Provided records -
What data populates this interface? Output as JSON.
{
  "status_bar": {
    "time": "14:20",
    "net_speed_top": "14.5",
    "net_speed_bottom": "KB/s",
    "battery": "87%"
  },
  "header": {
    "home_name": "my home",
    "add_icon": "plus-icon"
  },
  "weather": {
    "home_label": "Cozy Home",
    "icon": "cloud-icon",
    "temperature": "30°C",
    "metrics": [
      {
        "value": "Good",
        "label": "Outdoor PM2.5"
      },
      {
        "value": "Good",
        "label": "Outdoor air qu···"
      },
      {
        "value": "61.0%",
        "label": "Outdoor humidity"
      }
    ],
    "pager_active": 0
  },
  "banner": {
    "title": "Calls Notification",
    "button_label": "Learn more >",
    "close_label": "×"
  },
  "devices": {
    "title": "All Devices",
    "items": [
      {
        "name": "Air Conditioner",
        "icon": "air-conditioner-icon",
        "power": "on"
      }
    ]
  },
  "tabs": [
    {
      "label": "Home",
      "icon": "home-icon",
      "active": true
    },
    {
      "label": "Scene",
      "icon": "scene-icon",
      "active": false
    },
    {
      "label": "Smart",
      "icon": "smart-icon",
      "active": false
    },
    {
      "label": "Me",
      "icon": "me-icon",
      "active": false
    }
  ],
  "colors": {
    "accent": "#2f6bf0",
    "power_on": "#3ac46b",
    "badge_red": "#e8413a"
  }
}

Short exercise -
Show the data once more, exactly as it was written.

Task solution -
What data populates this interface? Output as JSON.
{
  "status_bar": {
    "time": "14:20",
    "net_speed_top": "14.5",
    "net_speed_bottom": "KB/s",
    "battery": "87%"
  },
  "header": {
    "home_name": "my home",
    "add_icon": "plus-icon"
  },
  "weather": {
    "home_label": "Cozy Home",
    "icon": "cloud-icon",
    "temperature": "30°C",
    "metrics": [
      {
        "value": "Good",
        "label": "Outdoor PM2.5"
      },
      {
        "value": "Good",
        "label": "Outdoor air qu···"
      },
      {
        "value": "61.0%",
        "label": "Outdoor humidity"
      }
    ],
    "pager_active": 0
  },
  "banner": {
    "title": "Calls Notification",
    "button_label": "Learn more >",
    "close_label": "×"
  },
  "devices": {
    "title": "All Devices",
    "items": [
      {
        "name": "Air Conditioner",
        "icon": "air-conditioner-icon",
        "power": "on"
      }
    ]
  },
  "tabs": [
    {
      "label": "Home",
      "icon": "home-icon",
      "active": true
    },
    {
      "label": "Scene",
      "icon": "scene-icon",
      "active": false
    },
    {
      "label": "Smart",
      "icon": "smart-icon",
      "active": false
    },
    {
      "label": "Me",
      "icon": "me-icon",
      "active": false
    }
  ],
  "colors": {
    "accent": "#2f6bf0",
    "power_on": "#3ac46b",
    "badge_red": "#e8413a"
  }
}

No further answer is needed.